Stored data entries
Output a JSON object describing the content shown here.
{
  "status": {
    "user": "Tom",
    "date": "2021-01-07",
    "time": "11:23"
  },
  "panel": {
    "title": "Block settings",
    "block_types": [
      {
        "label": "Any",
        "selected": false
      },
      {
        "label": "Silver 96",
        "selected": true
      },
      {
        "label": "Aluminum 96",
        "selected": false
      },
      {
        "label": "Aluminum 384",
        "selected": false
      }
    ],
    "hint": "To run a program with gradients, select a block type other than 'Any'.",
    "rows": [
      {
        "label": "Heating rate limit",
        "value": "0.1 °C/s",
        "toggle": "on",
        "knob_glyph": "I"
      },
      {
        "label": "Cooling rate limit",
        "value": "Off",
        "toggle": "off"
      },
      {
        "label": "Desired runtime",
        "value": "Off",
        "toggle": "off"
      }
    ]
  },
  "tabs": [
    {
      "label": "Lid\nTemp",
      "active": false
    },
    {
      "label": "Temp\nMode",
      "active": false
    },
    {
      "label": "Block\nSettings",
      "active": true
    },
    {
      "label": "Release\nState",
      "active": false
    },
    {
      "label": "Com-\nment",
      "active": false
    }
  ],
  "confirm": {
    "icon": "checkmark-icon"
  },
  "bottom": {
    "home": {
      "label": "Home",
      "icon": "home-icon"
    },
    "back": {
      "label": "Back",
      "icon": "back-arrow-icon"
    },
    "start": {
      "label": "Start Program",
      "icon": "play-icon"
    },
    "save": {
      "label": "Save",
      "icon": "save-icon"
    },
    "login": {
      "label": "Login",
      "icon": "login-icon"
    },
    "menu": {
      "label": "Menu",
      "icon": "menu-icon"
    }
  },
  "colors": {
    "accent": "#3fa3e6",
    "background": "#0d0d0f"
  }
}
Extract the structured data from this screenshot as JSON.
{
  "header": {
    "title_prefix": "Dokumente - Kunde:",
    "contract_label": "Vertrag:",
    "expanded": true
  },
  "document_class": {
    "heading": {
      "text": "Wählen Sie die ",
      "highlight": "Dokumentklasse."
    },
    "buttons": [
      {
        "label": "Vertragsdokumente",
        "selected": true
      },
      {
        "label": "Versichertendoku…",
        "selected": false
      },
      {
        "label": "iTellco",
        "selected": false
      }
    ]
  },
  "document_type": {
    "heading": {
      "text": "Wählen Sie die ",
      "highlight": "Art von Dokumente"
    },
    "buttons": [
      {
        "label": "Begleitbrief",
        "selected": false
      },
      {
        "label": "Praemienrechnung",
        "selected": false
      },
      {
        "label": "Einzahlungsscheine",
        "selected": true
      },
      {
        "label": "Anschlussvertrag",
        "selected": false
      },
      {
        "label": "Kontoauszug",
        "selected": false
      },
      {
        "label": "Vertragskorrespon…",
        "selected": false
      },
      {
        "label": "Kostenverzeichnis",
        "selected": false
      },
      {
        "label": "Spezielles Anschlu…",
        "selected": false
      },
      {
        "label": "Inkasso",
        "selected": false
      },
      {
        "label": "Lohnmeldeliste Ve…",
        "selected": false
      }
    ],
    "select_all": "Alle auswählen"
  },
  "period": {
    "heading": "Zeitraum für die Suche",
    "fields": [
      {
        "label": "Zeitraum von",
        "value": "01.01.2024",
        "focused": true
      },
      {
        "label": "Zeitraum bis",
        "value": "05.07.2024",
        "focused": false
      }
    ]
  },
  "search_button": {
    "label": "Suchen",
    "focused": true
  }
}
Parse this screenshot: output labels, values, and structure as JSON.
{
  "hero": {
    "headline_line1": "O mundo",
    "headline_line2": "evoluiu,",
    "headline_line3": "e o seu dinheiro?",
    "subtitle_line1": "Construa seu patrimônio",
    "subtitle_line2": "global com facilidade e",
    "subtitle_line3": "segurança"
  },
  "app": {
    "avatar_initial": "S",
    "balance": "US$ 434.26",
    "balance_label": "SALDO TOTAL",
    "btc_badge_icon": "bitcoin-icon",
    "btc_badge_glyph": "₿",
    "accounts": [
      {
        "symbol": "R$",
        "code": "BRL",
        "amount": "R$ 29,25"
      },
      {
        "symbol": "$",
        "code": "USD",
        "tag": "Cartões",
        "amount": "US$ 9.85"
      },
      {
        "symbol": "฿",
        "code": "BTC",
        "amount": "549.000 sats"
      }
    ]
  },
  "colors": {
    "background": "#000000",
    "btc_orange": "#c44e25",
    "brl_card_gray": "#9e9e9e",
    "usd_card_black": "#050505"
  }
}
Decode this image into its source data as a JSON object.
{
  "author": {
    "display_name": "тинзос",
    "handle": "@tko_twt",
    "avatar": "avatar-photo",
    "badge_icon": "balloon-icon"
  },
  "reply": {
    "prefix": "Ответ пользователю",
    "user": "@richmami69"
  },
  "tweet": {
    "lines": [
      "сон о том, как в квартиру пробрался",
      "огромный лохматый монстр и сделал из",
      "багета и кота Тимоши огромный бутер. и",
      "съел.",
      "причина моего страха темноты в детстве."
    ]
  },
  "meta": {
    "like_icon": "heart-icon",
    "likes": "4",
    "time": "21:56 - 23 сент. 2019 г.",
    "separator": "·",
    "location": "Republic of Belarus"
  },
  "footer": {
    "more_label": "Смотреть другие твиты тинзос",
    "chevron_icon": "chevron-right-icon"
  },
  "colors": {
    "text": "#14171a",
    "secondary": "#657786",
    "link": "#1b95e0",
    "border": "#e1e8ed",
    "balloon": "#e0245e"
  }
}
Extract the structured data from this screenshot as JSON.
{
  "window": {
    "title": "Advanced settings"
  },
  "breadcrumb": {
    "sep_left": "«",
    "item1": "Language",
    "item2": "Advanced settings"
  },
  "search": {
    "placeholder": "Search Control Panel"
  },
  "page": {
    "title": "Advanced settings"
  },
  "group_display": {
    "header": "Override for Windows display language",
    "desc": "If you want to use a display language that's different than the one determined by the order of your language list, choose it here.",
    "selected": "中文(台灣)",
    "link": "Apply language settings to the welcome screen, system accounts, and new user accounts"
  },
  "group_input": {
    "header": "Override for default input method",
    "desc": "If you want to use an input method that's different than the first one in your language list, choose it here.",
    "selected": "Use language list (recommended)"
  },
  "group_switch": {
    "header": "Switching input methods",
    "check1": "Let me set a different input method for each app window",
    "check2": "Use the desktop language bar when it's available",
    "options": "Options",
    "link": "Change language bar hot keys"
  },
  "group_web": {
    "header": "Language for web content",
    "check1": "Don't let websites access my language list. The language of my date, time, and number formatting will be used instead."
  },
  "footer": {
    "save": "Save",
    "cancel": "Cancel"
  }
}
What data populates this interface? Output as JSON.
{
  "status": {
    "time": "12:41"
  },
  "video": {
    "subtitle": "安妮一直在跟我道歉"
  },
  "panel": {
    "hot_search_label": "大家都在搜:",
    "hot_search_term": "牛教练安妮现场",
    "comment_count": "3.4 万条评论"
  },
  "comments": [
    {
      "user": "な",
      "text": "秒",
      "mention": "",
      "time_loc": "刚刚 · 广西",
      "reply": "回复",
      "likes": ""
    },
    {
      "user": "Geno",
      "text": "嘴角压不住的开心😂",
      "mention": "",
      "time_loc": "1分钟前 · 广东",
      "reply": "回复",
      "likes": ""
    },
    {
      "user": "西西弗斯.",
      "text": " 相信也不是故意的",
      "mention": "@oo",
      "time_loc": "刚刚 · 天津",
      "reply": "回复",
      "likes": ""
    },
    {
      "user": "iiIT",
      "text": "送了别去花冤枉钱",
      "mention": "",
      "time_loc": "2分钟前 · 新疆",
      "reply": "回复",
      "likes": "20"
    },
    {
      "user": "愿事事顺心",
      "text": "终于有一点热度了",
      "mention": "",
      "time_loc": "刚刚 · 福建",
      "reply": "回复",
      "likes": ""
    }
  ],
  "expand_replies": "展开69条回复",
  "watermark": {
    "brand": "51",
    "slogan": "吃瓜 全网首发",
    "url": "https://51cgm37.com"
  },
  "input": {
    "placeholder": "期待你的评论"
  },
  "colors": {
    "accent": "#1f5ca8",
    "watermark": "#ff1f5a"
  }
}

▸ EXERCISE DESCRIPTION:
In the entries above, find each line with the word "that" and copy it.

▸ RESULT FOR THIS EXERCISE:
    "desc": "If you want to use a display language that's different than the one determined by the order of your language list, choose it here.",
    "desc": "If you want to use an input method that's different than the first one in your language list, choose it here.",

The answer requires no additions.